# start of DATASET RECORDS

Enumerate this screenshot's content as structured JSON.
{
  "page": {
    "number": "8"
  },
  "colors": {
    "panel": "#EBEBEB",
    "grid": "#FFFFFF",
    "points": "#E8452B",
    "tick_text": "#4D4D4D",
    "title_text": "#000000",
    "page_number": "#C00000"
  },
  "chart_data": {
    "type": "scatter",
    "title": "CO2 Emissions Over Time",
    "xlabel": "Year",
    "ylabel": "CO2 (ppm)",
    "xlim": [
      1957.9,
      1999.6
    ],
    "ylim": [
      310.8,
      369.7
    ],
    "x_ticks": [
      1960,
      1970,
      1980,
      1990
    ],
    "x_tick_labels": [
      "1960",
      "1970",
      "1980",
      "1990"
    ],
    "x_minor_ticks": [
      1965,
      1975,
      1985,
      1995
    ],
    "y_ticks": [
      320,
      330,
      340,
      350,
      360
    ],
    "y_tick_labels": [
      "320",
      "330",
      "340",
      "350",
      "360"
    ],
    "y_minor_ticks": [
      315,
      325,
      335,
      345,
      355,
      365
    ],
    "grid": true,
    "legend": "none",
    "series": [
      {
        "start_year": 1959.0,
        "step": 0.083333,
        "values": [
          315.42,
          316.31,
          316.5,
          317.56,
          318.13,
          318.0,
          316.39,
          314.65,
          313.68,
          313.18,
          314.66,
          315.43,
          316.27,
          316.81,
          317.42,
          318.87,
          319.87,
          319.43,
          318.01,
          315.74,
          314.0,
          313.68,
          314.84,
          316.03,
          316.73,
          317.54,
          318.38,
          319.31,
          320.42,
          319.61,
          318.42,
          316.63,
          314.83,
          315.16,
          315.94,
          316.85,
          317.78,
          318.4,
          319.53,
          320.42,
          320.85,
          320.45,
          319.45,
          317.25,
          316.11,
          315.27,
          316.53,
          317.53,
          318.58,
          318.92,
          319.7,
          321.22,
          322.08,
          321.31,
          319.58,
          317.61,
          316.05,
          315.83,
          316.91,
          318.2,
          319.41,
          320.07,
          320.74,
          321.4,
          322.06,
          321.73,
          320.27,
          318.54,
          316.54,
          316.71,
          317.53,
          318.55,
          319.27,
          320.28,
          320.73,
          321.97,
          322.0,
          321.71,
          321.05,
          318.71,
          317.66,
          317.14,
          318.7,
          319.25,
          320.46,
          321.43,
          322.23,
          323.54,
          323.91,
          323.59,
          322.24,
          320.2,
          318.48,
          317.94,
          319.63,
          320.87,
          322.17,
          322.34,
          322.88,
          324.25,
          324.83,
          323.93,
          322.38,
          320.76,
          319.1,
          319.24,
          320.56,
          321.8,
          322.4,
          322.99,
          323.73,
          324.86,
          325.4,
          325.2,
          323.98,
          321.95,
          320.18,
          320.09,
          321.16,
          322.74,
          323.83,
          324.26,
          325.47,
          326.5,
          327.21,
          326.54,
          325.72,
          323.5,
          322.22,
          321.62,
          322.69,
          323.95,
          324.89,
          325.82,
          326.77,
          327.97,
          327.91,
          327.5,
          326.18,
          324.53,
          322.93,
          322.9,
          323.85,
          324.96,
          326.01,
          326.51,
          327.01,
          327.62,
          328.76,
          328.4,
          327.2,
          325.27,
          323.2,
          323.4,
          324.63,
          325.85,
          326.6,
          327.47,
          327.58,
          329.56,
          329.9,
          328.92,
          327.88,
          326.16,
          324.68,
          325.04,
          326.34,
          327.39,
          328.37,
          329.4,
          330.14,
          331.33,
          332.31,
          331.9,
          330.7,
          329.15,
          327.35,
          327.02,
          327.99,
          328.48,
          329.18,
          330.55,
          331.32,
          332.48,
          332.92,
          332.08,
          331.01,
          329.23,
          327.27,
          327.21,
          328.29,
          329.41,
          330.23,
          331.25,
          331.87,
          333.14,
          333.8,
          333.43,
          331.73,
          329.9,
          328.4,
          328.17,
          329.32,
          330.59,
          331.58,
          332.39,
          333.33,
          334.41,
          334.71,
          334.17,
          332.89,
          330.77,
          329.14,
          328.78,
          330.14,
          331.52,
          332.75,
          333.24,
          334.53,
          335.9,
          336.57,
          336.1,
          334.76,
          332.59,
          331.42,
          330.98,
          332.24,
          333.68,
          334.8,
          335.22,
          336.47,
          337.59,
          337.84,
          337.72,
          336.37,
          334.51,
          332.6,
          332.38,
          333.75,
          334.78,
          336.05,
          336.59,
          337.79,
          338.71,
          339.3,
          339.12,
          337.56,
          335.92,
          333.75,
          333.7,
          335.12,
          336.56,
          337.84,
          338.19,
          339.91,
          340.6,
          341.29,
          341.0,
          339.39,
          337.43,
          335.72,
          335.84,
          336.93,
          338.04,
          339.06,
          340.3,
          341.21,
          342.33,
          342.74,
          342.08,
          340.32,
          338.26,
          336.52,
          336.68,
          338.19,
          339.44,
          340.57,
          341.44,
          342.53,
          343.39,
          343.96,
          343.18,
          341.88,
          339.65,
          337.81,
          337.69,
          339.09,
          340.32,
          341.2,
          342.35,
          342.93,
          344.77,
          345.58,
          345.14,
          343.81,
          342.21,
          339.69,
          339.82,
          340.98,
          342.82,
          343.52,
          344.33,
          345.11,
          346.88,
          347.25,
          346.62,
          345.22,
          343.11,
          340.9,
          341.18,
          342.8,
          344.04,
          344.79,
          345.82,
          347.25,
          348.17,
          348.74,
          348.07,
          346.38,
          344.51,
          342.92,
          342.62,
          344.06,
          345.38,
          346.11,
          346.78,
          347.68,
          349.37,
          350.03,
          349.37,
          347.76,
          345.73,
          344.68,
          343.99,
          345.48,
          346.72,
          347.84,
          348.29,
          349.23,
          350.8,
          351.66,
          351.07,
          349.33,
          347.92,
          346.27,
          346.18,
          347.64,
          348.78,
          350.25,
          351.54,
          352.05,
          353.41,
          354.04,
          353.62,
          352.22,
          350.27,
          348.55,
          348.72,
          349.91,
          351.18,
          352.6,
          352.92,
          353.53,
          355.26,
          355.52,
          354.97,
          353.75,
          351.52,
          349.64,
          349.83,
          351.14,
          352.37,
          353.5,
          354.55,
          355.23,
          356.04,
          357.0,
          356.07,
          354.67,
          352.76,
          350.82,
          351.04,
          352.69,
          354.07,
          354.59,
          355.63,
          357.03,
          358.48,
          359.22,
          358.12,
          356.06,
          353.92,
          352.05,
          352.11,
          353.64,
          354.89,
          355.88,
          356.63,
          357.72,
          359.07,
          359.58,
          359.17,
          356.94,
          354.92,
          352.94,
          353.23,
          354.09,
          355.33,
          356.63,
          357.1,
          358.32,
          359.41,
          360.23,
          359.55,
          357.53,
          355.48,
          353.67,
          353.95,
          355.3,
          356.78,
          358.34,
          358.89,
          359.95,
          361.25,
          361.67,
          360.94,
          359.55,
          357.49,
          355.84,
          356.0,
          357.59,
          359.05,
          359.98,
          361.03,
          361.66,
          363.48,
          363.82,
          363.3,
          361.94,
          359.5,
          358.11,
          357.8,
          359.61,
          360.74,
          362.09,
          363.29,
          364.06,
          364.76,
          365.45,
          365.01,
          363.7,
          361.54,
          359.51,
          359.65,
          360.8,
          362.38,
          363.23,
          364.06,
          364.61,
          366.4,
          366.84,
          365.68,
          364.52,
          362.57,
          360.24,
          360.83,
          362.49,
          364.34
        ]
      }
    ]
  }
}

# end of DATASET RECORDS

» AIM OF THE EXERCISE: Every record above should be copied exactly.

» WRITTEN RESPONSE:
Enumerate this screenshot's content as structured JSON.
{
  "page": {
    "number": "8"
  },
  "colors": {
    "panel": "#EBEBEB",
    "grid": "#FFFFFF",
    "points": "#E8452B",
    "tick_text": "#4D4D4D",
    "title_text": "#000000",
    "page_number": "#C00000"
  },
  "chart_data": {
    "type": "scatter",
    "title": "CO2 Emissions Over Time",
    "xlabel": "Year",
    "ylabel": "CO2 (ppm)",
    "xlim": [
      1957.9,
      1999.6
    ],
    "ylim": [
      310.8,
      369.7
    ],
    "x_ticks": [
      1960,
      1970,
      1980,
      1990
    ],
    "x_tick_labels": [
      "1960",
      "1970",
      "1980",
      "1990"
    ],
    "x_minor_ticks": [
      1965,
      1975,
      1985,
      1995
    ],
    "y_ticks": [
      320,
      330,
      340,
      350,
      360
    ],
    "y_tick_labels": [
      "320",
      "330",
      "340",
      "350",
      "360"
    ],
    "y_minor_ticks": [
      315,
      325,
      335,
      345,
      355,
      365
    ],
    "grid": true,
    "legend": "none",
    "series": [
      {
        "start_year": 1959.0,
        "step": 0.083333,
        "values": [
          315.42,
          316.31,
          316.5,
          317.56,
          318.13,
          318.0,
          316.39,
          314.65,
          313.68,
          313.18,
          314.66,
          315.43,
          316.27,
          316.81,
          317.42,
          318.87,
          319.87,
          319.43,
          318.01,
          315.74,
          314.0,
          313.68,
          314.84,
          316.03,
          316.73,
          317.54,
          318.38,
          319.31,
          320.42,
          319.61,
          318.42,
          316.63,
          314.83,
          315.16,
          315.94,
          316.85,
          317.78,
          318.4,
          319.53,
          320.42,
          320.85,
          320.45,
          319.45,
          317.25,
          316.11,
          315.27,
          316.53,
          317.53,
          318.58,
          318.92,
          319.7,
          321.22,
          322.08,
          321.31,
          319.58,
          317.61,
          316.05,
          315.83,
          316.91,
          318.2,
          319.41,
          320.07,
          320.74,
          321.4,
          322.06,
          321.73,
          320.27,
          318.54,
          316.54,
          316.71,
          317.53,
          318.55,
          319.27,
          320.28,
          320.73,
          321.97,
          322.0,
          321.71,
          321.05,
          318.71,
          317.66,
          317.14,
          318.7,
          319.25,
          320.46,
          321.43,
          322.23,
          323.54,
          323.91,
          323.59,
          322.24,
          320.2,
          318.48,
          317.94,
          319.63,
          320.87,
          322.17,
          322.34,
          322.88,
          324.25,
          324.83,
          323.93,
          322.38,
          320.76,
          319.1,
          319.24,
          320.56,
          321.8,
          322.4,
          322.99,
          323.73,
          324.86,
          325.4,
          325.2,
          323.98,
          321.95,
          320.18,
          320.09,
          321.16,
          322.74,
          323.83,
          324.26,
          325.47,
          326.5,
          327.21,
          326.54,
          325.72,
          323.5,
          322.22,
          321.62,
          322.69,
          323.95,
          324.89,
          325.82,
          326.77,
          327.97,
          327.91,
          327.5,
          326.18,
          324.53,
          322.93,
          322.9,
          323.85,
          324.96,
          326.01,
          326.51,
          327.01,
          327.62,
          328.76,
          328.4,
          327.2,
          325.27,
          323.2,
          323.4,
          324.63,
          325.85,
          326.6,
          327.47,
          327.58,
          329.56,
          329.9,
          328.92,
          327.88,
          326.16,
          324.68,
          325.04,
          326.34,
          327.39,
          328.37,
          329.4,
          330.14,
          331.33,
          332.31,
          331.9,
          330.7,
          329.15,
          327.35,
          327.02,
          327.99,
          328.48,
          329.18,
          330.55,
          331.32,
          332.48,
          332.92,
          332.08,
          331.01,
          329.23,
          327.27,
          327.21,
          328.29,
          329.41,
          330.23,
          331.25,
          331.87,
          333.14,
          333.8,
          333.43,
          331.73,
          329.9,
          328.4,
          328.17,
          329.32,
          330.59,
          331.58,
          332.39,
          333.33,
          334.41,
          334.71,
          334.17,
          332.89,
          330.77,
          329.14,
          328.78,
          330.14,
          331.52,
          332.75,
          333.24,
          334.53,
          335.9,
          336.57,
          336.1,
          334.76,
          332.59,
          331.42,
          330.98,
          332.24,
          333.68,
          334.8,
          335.22,
          336.47,
          337.59,
          337.84,
          337.72,
          336.37,
          334.51,
          332.6,
          332.38,
          333.75,
          334.78,
          336.05,
          336.59,
          337.79,
          338.71,
          339.3,
          339.12,
          337.56,
          335.92,
          333.75,
          333.7,
          335.12,
          336.56,
          337.84,
          338.19,
          339.91,
          340.6,
          341.29,
          341.0,
          339.39,
          337.43,
          335.72,
          335.84,
          336.93,
          338.04,
          339.06,
          340.3,
          341.21,
          342.33,
          342.74,
          342.08,
          340.32,
          338.26,
          336.52,
          336.68,
          338.19,
          339.44,
          340.57,
          341.44,
          342.53,
          343.39,
          343.96,
          343.18,
          341.88,
          339.65,
          337.81,
          337.69,
          339.09,
          340.32,
          341.2,
          342.35,
          342.93,
          344.77,
          345.58,
          345.14,
          343.81,
          342.21,
          339.69,
          339.82,
          340.98,
          342.82,
          343.52,
          344.33,
          345.11,
          346.88,
          347.25,
          346.62,
          345.22,
          343.11,
          340.9,
          341.18,
          342.8,
          344.04,
          344.79,
          345.82,
          347.25,
          348.17,
          348.74,
          348.07,
          346.38,
          344.51,
          342.92,
          342.62,
          344.06,
          345.38,
          346.11,
          346.78,
          347.68,
          349.37,
          350.03,
          349.37,
          347.76,
          345.73,
          344.68,
          343.99,
          345.48,
          346.72,
          347.84,
          348.29,
          349.23,
          350.8,
          351.66,
          351.07,
          349.33,
          347.92,
          346.27,
          346.18,
          347.64,
          348.78,
          350.25,
          351.54,
          352.05,
          353.41,
          354.04,
          353.62,
          352.22,
          350.27,
          348.55,
          348.72,
          349.91,
          351.18,
          352.6,
          352.92,
          353.53,
          355.26,
          355.52,
          354.97,
          353.75,
          351.52,
          349.64,
          349.83,
          351.14,
          352.37,
          353.5,
          354.55,
          355.23,
          356.04,
          357.0,
          356.07,
          354.67,
          352.76,
          350.82,
          351.04,
          352.69,
          354.07,
          354.59,
          355.63,
          357.03,
          358.48,
          359.22,
          358.12,
          356.06,
          353.92,
          352.05,
          352.11,
          353.64,
          354.89,
          355.88,
          356.63,
          357.72,
          359.07,
          359.58,
          359.17,
          356.94,
          354.92,
          352.94,
          353.23,
          354.09,
          355.33,
          356.63,
          357.1,
          358.32,
          359.41,
          360.23,
          359.55,
          357.53,
          355.48,
          353.67,
          353.95,
          355.3,
          356.78,
          358.34,
          358.89,
          359.95,
          361.25,
          361.67,
          360.94,
          359.55,
          357.49,
          355.84,
          356.0,
          357.59,
          359.05,
          359.98,
          361.03,
          361.66,
          363.48,
          363.82,
          363.3,
          361.94,
          359.5,
          358.11,
          357.8,
          359.61,
          360.74,
          362.09,
          363.29,
          364.06,
          364.76,
          365.45,
          365.01,
          363.7,
          361.54,
          359.51,
          359.65,
          360.8,
          362.38,
          363.23,
          364.06,
          364.61,
          366.4,
          366.84,
          365.68,
          364.52,
          362.57,
          360.24,
          360.83,
          362.49,
          364.34
        ]
      }
    ]
  }
}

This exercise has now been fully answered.